Exercise requirements:
1 - Answer these questions from the leukemia nomogram entry.
(a) In which journal did the study appear, and with what year, volume, issue, and page range?
(b) In what language is the article written?
(c) For which survival outcome was the nomogram model constructed?
2 - Reproduce the passage of the leukemia nomogram entry starting at "2. Department of" and ending at "Jiangsu Province, China.".
(Beginning of Excerpt to read)
Construction and Validation of a Prognostic Nomogram Model for Chronic Myeloid Leukemia Patients.
10.19746/j.cnki.issn.1009-2137.2025.03.018
- Author:
Li-Ying LIU
1
;
Zheng GE
2
;
Ji-Feng WEI
1
;
Li-Na ZHAO
1
;
Zhi-Mei CAI
1
Author Information
1. Department of Hematology, The Affiliated Lianyungang Hospital of Xuzhou Medical University/ The First People's Hospital of Lianyungang, Lianyungang 222000, Jiangsu Province,China.
2. Department of Hematology, Zhongda Hospital, School of Medicine, Southeast University, Institute of Hematology Southeast University, Nanjing 210009, Jiangsu Province, China.
- Publication Type:English Abstract
- Keywords:
chronic myeloid leukemia
- MeSH:
Nomograms;
Leukemia, Myelogenous, Chronic, BCR-ABL Positive/mortality*;
Proportional Hazards Models;
Erythrocyte Indices;
Risk Assessment/methods*;
Fusion Proteins, bcr-abl/genetics*;
Basophils;
Leukocyte Count;
Humans
- From:
Journal of Experimental Hematology
2025;33(3):745-752
- CountryChina
- Language:Chinese
-
Abstract:
OBJECTIVE:To screen factors affecting the prognosis of chronic myeloid leukemia (CML) patients, and construct a nomogram model for event-free survival (EFS).
(End of Excerpt to read)
(Beginning of Exercise data)
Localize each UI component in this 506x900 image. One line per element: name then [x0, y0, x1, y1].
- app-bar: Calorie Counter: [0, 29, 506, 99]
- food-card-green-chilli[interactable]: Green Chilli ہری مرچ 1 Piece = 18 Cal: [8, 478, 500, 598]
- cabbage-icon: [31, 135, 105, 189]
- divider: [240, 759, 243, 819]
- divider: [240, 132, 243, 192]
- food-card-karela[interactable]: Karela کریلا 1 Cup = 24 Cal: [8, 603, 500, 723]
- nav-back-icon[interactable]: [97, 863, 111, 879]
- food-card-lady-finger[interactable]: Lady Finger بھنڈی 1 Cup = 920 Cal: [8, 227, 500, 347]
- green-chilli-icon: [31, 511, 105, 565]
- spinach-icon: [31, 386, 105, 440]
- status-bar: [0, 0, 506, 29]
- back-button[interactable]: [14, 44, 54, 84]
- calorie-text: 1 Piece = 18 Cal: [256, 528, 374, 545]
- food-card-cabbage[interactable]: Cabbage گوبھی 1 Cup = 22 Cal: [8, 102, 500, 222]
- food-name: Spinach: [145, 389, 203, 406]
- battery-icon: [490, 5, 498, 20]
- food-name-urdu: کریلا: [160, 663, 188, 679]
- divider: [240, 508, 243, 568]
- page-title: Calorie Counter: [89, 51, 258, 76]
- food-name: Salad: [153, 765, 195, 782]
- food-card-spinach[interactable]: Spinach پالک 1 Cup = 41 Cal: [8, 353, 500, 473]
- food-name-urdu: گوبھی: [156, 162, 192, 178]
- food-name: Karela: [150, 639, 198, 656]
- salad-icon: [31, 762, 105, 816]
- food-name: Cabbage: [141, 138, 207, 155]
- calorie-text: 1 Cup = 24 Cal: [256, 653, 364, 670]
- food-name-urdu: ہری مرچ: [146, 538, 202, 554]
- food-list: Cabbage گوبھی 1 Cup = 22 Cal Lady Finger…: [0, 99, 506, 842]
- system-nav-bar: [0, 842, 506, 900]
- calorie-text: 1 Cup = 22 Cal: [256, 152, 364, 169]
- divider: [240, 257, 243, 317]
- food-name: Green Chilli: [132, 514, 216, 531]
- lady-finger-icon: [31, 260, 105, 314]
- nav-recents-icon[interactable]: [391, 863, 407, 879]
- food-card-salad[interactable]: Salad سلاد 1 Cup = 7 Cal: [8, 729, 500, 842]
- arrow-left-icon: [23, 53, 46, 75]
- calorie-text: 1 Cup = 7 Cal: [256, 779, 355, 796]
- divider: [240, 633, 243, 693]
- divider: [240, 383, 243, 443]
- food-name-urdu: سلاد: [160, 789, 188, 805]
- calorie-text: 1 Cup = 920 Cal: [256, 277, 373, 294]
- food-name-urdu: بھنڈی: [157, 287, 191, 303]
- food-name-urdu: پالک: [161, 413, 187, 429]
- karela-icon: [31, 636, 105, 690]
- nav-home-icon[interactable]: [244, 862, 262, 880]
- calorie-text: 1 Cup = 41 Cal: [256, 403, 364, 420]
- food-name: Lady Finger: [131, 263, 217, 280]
(End of Exercise data)
Answers in order:
1 -
(a) Journal of Experimental Hematology, 2025, volume 33, issue 3, pages 745-752
(b) Chinese
(c) Event-free survival (EFS)

2 -
2. Department of Hematology, Zhongda Hospital, School of Medicine, Southeast University, Institute of Hematology Southeast University, Nanjing 210009, Jiangsu Province, China.